Search the records that follow and extract every line containing the string "Choose".

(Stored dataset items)
## Start
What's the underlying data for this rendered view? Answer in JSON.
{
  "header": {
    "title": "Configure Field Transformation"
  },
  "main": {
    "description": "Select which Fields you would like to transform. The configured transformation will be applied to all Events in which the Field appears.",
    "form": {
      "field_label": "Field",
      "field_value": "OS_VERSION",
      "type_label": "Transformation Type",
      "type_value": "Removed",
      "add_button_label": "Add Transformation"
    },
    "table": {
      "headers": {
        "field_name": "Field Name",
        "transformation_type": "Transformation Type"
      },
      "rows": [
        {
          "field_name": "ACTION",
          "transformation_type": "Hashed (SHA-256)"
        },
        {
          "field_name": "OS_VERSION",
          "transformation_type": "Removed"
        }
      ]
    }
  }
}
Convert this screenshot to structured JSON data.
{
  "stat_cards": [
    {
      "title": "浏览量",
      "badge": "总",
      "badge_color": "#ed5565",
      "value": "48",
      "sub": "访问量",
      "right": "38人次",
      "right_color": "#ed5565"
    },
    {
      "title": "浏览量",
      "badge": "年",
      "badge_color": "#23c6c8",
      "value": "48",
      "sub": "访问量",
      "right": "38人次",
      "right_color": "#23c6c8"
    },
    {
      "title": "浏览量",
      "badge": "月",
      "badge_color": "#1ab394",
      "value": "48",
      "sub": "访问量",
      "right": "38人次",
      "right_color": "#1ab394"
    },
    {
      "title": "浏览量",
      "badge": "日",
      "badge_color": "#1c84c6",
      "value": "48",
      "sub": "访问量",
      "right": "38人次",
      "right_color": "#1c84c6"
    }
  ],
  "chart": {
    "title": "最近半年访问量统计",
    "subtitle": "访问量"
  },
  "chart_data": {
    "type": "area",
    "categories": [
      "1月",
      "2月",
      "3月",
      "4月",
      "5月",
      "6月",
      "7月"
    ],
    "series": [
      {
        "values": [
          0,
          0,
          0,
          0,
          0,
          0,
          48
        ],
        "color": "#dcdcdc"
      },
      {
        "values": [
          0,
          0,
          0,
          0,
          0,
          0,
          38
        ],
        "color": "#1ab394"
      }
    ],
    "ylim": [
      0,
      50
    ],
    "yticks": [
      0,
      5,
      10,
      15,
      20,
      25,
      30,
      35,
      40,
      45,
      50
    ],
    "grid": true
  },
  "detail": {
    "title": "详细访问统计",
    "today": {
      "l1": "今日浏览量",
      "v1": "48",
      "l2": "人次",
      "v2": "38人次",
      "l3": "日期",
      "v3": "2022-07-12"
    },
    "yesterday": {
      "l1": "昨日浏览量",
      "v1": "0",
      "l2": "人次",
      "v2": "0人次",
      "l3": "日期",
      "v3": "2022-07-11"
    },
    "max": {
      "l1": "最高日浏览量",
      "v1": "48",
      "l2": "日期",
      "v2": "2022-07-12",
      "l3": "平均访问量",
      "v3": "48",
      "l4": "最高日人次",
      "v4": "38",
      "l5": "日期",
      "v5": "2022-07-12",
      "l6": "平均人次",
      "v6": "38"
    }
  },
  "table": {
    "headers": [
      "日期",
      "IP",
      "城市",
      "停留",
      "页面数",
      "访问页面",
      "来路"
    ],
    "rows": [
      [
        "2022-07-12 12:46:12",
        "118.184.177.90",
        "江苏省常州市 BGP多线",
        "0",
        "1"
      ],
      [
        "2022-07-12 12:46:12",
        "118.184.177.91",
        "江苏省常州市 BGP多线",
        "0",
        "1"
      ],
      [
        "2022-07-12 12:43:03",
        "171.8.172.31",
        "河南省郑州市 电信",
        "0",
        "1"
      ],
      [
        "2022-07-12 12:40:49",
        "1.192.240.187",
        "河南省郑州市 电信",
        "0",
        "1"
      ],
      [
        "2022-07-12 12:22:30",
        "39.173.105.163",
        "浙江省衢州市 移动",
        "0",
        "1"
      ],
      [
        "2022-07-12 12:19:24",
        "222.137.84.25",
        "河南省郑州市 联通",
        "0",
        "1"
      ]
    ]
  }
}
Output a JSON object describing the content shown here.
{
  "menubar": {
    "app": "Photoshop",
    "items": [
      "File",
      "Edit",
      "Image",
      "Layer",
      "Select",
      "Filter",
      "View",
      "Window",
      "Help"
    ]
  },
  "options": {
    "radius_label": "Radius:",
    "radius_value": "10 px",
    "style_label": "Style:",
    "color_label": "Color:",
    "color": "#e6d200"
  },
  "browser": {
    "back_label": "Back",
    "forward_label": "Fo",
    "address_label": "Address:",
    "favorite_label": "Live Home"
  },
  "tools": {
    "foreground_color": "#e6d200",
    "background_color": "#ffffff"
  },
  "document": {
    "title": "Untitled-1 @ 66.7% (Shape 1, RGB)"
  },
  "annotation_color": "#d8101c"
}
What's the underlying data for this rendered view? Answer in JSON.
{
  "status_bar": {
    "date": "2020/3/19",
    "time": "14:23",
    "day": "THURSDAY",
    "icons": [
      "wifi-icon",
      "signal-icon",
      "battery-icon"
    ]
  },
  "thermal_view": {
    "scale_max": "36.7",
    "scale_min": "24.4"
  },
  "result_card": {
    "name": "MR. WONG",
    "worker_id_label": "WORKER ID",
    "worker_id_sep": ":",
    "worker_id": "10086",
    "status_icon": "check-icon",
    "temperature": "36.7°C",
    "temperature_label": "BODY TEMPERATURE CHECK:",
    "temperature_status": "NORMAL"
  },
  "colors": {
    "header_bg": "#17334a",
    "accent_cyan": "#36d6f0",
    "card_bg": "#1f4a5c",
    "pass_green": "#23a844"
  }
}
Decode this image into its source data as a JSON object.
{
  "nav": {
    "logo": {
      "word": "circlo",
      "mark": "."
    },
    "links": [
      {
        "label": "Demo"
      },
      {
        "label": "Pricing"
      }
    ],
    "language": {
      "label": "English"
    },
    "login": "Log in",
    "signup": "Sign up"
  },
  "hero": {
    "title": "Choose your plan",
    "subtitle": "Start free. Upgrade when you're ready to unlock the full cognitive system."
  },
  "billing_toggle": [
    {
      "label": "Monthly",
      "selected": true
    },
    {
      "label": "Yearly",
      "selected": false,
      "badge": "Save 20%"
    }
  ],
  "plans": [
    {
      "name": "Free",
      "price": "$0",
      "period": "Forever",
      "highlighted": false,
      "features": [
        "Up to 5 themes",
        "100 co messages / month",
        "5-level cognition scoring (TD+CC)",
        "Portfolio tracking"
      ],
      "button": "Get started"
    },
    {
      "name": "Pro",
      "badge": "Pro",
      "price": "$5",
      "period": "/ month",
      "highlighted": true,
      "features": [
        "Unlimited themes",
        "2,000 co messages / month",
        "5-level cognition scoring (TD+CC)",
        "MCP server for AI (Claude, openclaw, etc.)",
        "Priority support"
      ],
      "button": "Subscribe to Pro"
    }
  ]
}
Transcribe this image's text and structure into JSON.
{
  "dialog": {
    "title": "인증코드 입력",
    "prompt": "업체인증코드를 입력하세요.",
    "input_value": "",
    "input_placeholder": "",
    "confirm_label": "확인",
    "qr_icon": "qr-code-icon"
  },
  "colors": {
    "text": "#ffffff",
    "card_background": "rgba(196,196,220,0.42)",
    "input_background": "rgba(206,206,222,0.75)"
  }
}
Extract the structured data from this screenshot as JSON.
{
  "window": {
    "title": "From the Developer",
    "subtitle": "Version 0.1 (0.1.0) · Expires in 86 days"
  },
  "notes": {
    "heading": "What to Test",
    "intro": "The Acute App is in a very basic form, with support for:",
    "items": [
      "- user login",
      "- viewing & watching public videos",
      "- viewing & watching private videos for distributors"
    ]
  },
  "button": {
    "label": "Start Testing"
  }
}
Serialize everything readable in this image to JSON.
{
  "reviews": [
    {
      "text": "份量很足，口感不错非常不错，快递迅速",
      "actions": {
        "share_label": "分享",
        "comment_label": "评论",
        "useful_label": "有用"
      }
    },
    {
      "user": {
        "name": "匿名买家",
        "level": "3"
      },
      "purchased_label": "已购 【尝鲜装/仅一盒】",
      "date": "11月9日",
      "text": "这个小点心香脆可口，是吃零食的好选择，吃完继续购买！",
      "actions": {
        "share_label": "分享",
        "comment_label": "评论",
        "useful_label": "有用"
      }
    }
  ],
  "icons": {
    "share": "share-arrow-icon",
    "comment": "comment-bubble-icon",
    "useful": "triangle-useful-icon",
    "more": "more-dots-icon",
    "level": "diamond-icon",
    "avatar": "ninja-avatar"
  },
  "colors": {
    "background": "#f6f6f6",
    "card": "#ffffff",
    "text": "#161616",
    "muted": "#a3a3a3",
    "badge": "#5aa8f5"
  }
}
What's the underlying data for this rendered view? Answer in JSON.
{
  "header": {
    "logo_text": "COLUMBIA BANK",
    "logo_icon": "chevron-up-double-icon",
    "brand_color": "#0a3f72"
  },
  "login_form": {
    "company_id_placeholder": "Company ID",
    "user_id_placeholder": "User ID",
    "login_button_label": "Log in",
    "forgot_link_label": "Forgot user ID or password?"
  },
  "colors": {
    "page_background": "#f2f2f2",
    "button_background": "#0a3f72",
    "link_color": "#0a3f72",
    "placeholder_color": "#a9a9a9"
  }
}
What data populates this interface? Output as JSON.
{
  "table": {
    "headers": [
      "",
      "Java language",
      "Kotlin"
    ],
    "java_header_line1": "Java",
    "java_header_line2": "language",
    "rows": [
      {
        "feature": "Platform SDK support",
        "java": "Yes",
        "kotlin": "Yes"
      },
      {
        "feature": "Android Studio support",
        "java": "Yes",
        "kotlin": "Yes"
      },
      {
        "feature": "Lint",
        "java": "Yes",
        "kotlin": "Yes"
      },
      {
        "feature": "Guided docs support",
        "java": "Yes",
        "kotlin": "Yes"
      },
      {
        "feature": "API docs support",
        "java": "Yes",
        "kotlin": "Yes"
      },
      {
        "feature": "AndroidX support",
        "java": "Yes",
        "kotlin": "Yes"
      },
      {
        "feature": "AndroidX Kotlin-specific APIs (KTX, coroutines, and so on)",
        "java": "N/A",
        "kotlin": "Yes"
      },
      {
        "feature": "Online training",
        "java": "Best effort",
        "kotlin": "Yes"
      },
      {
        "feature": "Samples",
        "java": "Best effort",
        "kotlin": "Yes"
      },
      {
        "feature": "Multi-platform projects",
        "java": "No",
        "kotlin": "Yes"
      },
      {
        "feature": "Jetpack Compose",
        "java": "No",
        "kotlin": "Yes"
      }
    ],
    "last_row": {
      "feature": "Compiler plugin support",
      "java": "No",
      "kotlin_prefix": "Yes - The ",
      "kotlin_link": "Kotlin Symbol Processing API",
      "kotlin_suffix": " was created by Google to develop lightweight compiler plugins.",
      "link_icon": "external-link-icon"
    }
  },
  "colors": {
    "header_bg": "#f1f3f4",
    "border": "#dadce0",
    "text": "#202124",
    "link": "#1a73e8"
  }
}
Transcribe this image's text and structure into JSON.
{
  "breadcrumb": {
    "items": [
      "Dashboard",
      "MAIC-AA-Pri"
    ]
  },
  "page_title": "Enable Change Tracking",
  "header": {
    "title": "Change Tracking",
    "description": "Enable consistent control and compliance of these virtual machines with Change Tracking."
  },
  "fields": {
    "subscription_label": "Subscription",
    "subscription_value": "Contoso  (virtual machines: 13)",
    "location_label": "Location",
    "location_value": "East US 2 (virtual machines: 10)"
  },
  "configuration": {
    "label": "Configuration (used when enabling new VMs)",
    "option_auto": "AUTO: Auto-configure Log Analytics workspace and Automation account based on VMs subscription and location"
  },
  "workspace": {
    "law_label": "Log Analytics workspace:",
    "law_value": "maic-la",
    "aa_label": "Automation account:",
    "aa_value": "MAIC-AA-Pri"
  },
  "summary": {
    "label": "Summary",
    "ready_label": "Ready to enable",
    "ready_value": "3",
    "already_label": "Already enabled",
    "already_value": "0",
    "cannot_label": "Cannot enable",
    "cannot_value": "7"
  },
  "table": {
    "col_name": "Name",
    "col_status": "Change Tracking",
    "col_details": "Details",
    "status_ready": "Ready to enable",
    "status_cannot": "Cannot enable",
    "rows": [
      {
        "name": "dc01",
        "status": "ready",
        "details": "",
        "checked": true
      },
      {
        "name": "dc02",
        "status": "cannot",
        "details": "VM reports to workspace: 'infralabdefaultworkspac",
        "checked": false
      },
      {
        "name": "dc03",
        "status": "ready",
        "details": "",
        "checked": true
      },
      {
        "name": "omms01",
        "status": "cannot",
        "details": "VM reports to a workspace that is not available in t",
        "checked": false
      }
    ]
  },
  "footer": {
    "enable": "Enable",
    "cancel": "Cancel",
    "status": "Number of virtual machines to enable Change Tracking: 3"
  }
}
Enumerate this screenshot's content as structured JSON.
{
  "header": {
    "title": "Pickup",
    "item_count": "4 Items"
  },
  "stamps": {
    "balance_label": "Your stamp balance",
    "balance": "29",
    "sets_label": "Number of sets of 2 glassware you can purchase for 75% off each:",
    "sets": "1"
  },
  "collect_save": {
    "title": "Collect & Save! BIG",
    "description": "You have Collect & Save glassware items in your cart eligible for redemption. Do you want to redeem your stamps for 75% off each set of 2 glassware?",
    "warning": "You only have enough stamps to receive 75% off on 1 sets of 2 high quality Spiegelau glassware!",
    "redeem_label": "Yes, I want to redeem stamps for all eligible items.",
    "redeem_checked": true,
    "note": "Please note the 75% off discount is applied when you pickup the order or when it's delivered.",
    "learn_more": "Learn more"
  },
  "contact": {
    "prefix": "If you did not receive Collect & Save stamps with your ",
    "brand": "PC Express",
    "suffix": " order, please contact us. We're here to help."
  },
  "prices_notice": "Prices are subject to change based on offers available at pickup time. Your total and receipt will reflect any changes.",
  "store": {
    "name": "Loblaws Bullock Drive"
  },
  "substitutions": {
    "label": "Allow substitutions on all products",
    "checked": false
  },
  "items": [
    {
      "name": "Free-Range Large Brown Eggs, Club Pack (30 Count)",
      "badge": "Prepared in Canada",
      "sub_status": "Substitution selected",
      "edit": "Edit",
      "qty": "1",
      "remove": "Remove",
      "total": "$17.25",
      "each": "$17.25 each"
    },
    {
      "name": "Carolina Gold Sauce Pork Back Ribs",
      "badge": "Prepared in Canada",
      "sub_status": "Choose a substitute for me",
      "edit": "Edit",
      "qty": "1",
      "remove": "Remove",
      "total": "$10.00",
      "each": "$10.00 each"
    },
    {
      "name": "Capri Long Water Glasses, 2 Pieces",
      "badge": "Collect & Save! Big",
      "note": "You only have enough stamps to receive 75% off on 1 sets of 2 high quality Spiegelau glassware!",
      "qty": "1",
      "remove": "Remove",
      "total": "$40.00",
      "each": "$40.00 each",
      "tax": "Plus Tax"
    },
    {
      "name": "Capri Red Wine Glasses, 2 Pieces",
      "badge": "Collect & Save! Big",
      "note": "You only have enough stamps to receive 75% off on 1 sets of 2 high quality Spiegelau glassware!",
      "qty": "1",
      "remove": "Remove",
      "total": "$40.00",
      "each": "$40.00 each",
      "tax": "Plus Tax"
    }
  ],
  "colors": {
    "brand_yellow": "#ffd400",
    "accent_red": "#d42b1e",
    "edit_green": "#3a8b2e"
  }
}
## End
=== The response ===
    "title": "Choose your plan",
      "sub_status": "Choose a substitute for me",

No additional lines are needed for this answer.